- Instructions to follow
Reproduce all of the data exactly.

- Material for this exercise
______
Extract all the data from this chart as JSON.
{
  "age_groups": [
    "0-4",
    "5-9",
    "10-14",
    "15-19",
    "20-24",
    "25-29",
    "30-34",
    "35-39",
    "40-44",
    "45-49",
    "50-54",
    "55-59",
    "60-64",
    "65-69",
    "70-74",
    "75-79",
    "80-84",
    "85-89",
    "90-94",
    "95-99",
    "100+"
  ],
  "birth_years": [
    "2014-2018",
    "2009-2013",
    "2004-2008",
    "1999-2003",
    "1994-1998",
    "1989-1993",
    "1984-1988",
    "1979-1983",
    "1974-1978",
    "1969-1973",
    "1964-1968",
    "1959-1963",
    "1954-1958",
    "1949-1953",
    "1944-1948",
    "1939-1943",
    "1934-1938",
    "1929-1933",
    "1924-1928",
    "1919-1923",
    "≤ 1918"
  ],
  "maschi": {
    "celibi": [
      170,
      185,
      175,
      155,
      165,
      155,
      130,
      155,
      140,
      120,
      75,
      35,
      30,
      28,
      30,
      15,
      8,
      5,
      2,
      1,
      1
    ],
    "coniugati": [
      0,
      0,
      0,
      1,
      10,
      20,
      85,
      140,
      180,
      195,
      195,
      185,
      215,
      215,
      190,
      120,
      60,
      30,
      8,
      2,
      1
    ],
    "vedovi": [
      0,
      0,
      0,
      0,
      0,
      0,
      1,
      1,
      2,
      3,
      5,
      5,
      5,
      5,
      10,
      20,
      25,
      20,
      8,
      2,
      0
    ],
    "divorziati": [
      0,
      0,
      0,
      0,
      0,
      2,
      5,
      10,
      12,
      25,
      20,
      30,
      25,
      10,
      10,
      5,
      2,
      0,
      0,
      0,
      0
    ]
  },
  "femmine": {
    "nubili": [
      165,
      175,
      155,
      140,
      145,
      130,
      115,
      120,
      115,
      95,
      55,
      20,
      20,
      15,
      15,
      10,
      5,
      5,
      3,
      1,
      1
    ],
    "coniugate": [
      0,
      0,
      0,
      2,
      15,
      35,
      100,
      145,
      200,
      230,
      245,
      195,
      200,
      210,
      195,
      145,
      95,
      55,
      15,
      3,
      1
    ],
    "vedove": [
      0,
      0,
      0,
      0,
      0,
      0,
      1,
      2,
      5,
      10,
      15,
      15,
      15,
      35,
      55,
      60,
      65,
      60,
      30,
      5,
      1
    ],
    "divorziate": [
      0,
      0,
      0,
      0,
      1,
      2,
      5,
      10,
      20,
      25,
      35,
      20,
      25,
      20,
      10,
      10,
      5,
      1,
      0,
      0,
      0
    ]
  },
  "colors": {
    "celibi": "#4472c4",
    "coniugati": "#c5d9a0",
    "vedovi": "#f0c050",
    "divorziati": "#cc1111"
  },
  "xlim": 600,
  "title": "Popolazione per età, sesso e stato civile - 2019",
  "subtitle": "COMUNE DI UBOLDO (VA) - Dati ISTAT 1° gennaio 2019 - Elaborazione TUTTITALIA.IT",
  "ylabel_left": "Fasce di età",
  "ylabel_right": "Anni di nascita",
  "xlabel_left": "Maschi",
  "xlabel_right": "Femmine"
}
______
- Response for this exercise
Extract all the data from this chart as JSON.
{
  "age_groups": [
    "0-4",
    "5-9",
    "10-14",
    "15-19",
    "20-24",
    "25-29",
    "30-34",
    "35-39",
    "40-44",
    "45-49",
    "50-54",
    "55-59",
    "60-64",
    "65-69",
    "70-74",
    "75-79",
    "80-84",
    "85-89",
    "90-94",
    "95-99",
    "100+"
  ],
  "birth_years": [
    "2014-2018",
    "2009-2013",
    "2004-2008",
    "1999-2003",
    "1994-1998",
    "1989-1993",
    "1984-1988",
    "1979-1983",
    "1974-1978",
    "1969-1973",
    "1964-1968",
    "1959-1963",
    "1954-1958",
    "1949-1953",
    "1944-1948",
    "1939-1943",
    "1934-1938",
    "1929-1933",
    "1924-1928",
    "1919-1923",
    "≤ 1918"
  ],
  "maschi": {
    "celibi": [
      170,
      185,
      175,
      155,
      165,
      155,
      130,
      155,
      140,
      120,
      75,
      35,
      30,
      28,
      30,
      15,
      8,
      5,
      2,
      1,
      1
    ],
    "coniugati": [
      0,
      0,
      0,
      1,
      10,
      20,
      85,
      140,
      180,
      195,
      195,
      185,
      215,
      215,
      190,
      120,
      60,
      30,
      8,
      2,
      1
    ],
    "vedovi": [
      0,
      0,
      0,
      0,
      0,
      0,
      1,
      1,
      2,
      3,
      5,
      5,
      5,
      5,
      10,
      20,
      25,
      20,
      8,
      2,
      0
    ],
    "divorziati": [
      0,
      0,
      0,
      0,
      0,
      2,
      5,
      10,
      12,
      25,
      20,
      30,
      25,
      10,
      10,
      5,
      2,
      0,
      0,
      0,
      0
    ]
  },
  "femmine": {
    "nubili": [
      165,
      175,
      155,
      140,
      145,
      130,
      115,
      120,
      115,
      95,
      55,
      20,
      20,
      15,
      15,
      10,
      5,
      5,
      3,
      1,
      1
    ],
    "coniugate": [
      0,
      0,
      0,
      2,
      15,
      35,
      100,
      145,
      200,
      230,
      245,
      195,
      200,
      210,
      195,
      145,
      95,
      55,
      15,
      3,
      1
    ],
    "vedove": [
      0,
      0,
      0,
      0,
      0,
      0,
      1,
      2,
      5,
      10,
      15,
      15,
      15,
      35,
      55,
      60,
      65,
      60,
      30,
      5,
      1
    ],
    "divorziate": [
      0,
      0,
      0,
      0,
      1,
      2,
      5,
      10,
      20,
      25,
      35,
      20,
      25,
      20,
      10,
      10,
      5,
      1,
      0,
      0,
      0
    ]
  },
  "colors": {
    "celibi": "#4472c4",
    "coniugati": "#c5d9a0",
    "vedovi": "#f0c050",
    "divorziati": "#cc1111"
  },
  "xlim": 600,
  "title": "Popolazione per età, sesso e stato civile - 2019",
  "subtitle": "COMUNE DI UBOLDO (VA) - Dati ISTAT 1° gennaio 2019 - Elaborazione TUTTITALIA.IT",
  "ylabel_left": "Fasce di età",
  "ylabel_right": "Anni di nascita",
  "xlabel_left": "Maschi",
  "xlabel_right": "Femmine"
}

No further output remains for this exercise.